__Your objective__
From the data that follows, copy every line holding the string "используется".

__Available records__
— begin —
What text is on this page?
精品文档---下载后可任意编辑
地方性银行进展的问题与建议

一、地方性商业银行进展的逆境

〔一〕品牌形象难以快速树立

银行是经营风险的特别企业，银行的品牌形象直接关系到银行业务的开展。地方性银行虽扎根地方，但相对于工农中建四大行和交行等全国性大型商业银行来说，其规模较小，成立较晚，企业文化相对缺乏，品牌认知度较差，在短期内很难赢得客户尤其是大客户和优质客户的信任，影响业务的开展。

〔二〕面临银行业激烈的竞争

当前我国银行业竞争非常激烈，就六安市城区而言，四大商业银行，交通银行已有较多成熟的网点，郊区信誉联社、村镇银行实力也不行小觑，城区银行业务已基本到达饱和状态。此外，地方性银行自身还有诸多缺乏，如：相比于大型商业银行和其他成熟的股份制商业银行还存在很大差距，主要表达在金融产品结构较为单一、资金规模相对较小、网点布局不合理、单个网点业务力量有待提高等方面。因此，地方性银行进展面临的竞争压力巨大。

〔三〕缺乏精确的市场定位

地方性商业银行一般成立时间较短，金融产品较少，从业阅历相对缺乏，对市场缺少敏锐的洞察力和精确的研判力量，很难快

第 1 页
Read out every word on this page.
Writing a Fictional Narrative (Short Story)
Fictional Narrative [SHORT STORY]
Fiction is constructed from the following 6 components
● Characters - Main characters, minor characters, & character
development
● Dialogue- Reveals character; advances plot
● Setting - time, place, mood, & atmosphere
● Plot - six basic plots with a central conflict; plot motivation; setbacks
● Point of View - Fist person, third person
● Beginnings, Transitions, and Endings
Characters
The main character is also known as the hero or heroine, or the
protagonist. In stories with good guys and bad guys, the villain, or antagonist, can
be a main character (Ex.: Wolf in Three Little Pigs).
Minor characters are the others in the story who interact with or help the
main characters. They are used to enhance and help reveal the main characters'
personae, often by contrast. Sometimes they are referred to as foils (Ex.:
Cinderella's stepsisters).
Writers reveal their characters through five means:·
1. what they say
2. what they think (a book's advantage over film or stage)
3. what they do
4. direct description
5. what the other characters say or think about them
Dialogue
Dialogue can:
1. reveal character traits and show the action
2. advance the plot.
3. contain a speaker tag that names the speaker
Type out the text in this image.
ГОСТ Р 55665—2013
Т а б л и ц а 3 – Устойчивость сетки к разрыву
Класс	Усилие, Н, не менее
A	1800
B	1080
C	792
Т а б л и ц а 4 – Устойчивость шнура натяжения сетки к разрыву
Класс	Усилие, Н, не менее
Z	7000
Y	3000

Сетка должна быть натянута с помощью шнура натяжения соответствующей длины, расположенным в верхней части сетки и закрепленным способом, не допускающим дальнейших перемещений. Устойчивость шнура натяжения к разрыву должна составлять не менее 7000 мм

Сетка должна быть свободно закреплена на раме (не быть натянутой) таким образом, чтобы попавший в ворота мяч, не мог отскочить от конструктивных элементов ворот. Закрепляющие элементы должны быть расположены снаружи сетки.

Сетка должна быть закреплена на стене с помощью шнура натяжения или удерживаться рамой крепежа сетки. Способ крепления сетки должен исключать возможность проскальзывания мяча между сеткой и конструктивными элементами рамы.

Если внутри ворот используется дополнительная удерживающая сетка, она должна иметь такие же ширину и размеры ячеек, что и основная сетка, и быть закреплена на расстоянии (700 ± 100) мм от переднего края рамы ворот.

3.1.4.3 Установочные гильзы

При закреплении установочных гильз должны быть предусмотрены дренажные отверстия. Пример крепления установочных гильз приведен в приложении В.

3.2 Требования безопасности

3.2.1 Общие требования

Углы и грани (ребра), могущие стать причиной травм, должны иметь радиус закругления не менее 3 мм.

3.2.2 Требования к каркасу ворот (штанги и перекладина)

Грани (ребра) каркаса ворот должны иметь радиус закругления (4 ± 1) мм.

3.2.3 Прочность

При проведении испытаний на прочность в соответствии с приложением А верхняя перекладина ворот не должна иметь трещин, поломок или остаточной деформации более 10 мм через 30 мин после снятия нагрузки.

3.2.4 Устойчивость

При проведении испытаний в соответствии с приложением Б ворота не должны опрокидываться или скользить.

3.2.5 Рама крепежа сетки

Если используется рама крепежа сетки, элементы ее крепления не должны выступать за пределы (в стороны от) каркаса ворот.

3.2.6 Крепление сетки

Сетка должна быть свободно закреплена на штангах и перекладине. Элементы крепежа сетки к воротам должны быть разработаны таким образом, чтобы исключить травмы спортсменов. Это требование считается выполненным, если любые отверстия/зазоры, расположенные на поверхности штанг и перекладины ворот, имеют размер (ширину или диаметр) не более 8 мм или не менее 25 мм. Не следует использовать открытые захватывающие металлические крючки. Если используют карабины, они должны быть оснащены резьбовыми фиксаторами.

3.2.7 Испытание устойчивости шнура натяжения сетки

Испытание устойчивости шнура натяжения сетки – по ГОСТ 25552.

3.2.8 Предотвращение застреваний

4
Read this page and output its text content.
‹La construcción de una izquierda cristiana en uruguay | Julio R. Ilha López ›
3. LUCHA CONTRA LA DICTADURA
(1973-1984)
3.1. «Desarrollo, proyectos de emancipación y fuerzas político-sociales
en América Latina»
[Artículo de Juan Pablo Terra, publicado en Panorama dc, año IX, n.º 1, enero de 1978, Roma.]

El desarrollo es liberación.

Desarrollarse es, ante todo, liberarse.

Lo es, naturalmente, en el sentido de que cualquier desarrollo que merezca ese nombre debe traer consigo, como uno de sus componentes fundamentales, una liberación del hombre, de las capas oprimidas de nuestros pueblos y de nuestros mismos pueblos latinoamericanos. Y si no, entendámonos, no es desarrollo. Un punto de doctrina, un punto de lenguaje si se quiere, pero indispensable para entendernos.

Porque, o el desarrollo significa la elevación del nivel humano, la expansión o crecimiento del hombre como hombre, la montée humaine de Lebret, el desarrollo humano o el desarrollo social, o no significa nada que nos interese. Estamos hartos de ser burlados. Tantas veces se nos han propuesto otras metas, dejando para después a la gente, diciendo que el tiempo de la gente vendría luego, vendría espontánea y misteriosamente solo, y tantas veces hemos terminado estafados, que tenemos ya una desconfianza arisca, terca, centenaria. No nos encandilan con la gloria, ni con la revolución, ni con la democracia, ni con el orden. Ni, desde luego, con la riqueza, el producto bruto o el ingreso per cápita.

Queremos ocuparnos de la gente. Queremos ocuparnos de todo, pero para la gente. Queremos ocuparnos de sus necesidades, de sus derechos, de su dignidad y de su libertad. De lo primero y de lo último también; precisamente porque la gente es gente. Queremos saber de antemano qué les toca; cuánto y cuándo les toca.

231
— end —
__Answer to this task__
Если внутри ворот используется дополнительная удерживающая сетка, она должна иметь такие же ширину и размеры ячеек, что и основная сетка, и быть закреплена на расстоянии (700 ± 100) мм от переднего края рамы ворот.
Если используется рама крепежа сетки, элементы ее крепления не должны выступать за пределы (в стороны от) каркаса ворот.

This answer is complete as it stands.